* **Excerpt provided**:
- - -
How Amazon Sellers Can Avoid Receiving Copyright Complaints & Hacked Accounts Are Back?
Hacked accounts are back.
The hackings usually involve sellers being locked out of their accounts, and then their money is distributed to different bank accounts. About a year or so ago when this came up, the money was mostly going to Croatia where most Amazon sellers do not have their bank accounts. We were 100% successful in getting all of the seller’s money back and all of their accounts reinstated. Keep an eye on your distributions so you’ll know right away if your money goes someplace where it shouldn’t.
Related Amazon Accounts
Related Amazon accounts are for experienced sellers who are operating more than one account, returning sellers who had an account years ago and are now getting back in the game, and also new sellers who seem to be unable to get past the business verification.
- - -
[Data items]
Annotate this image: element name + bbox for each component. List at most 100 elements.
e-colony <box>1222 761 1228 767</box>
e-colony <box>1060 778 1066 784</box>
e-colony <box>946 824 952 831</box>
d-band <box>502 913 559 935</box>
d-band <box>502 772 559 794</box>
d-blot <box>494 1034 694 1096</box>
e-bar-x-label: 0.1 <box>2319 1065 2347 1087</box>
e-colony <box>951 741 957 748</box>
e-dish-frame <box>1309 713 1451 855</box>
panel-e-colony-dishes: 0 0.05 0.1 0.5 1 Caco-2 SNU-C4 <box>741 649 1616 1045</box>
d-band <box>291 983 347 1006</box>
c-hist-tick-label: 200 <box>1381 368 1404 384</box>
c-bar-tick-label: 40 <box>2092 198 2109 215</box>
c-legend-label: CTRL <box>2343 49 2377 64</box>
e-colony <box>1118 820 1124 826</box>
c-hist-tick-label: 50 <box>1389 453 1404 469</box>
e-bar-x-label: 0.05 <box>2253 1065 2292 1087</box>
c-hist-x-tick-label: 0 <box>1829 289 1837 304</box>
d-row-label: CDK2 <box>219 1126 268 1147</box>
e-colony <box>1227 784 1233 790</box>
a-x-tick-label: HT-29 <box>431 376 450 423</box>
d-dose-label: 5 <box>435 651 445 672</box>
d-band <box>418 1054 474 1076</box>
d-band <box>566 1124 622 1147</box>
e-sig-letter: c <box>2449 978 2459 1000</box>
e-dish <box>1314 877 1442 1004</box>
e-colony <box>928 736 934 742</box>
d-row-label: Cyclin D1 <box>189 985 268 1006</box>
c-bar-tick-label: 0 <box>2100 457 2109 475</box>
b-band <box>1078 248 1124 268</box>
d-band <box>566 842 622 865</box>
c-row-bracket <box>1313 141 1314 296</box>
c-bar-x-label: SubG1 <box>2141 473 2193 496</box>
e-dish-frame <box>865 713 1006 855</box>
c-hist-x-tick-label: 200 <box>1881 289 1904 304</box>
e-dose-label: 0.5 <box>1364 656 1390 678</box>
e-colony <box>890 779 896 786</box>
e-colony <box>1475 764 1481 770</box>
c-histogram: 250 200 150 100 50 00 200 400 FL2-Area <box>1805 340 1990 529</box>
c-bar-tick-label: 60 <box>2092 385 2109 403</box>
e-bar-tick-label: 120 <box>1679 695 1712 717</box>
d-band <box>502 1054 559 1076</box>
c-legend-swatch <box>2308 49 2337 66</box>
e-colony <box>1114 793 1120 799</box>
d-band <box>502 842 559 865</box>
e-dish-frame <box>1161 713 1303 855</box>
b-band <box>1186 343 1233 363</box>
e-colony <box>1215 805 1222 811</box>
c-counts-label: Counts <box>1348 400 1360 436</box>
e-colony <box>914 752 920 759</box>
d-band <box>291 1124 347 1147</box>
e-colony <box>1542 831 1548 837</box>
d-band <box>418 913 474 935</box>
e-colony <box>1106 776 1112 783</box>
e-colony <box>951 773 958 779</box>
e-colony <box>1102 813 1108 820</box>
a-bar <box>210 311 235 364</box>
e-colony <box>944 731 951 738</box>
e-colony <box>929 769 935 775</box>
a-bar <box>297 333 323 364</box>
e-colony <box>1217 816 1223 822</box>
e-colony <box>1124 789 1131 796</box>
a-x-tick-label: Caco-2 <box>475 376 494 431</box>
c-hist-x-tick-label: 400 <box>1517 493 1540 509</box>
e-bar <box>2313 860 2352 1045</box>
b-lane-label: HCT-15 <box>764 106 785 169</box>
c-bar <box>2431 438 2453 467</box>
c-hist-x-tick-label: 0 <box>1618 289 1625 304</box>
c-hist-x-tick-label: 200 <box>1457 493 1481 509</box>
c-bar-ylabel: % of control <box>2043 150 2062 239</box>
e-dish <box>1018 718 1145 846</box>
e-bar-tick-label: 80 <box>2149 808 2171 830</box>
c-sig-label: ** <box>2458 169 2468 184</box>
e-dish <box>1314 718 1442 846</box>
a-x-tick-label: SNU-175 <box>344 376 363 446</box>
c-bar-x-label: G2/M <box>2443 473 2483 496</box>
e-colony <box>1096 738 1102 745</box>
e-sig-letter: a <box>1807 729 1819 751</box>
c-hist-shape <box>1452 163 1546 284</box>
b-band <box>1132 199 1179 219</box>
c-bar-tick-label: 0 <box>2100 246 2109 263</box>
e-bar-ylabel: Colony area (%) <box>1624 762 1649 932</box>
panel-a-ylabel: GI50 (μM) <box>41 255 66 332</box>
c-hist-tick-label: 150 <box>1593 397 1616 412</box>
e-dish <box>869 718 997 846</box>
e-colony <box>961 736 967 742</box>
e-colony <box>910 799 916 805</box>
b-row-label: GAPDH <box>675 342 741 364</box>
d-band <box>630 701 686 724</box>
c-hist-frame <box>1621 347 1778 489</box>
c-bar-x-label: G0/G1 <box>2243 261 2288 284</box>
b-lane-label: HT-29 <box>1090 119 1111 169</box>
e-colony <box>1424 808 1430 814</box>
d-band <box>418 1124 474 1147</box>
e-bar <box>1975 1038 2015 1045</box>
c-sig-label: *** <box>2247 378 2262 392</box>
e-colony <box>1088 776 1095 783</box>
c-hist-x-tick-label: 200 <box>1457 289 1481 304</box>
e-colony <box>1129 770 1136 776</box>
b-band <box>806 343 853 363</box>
- - -
* **Task**: Pick up the piece on Amazon seller accounts after its last sentence and keep writing it.

* **Task answer**:
If you have a related account suspension, you need to stop, take a step back, identify what the link is, if any, and then clearly address it. It is almost always easier to get the oldest account back first and address the problem that that account had. But lately, we’ve been having success in getting newer accounts back as well, just not as much. The oldest account is always easiest to get back first, and if you are a brand new seller, get your ducks in a row. Get your utility bill. Have your documents ready, so we can get you back on very, very quickly.
Global Events
I hope every single person that is joining me on Amazon Sellers’ Breaking News also joins me for the Seller Labs Online Amazon Summit. This subject is Amazon’s increasing control over sellers, and most importantly what you can do about it. So please join me today at 12:30 online.
Also on Monday, I am taking off for India and I want every private label seller to check out Indiasourcingtrip.com and Indiasourcingtrip.com’s Facebook page. If you’re a private label seller, you got to find places to source your products other than China.
eCom Chicago, October 16th through the 19th
October 27th through the 29th, Global Sources in Hong Kong is an absolutely tremendous event.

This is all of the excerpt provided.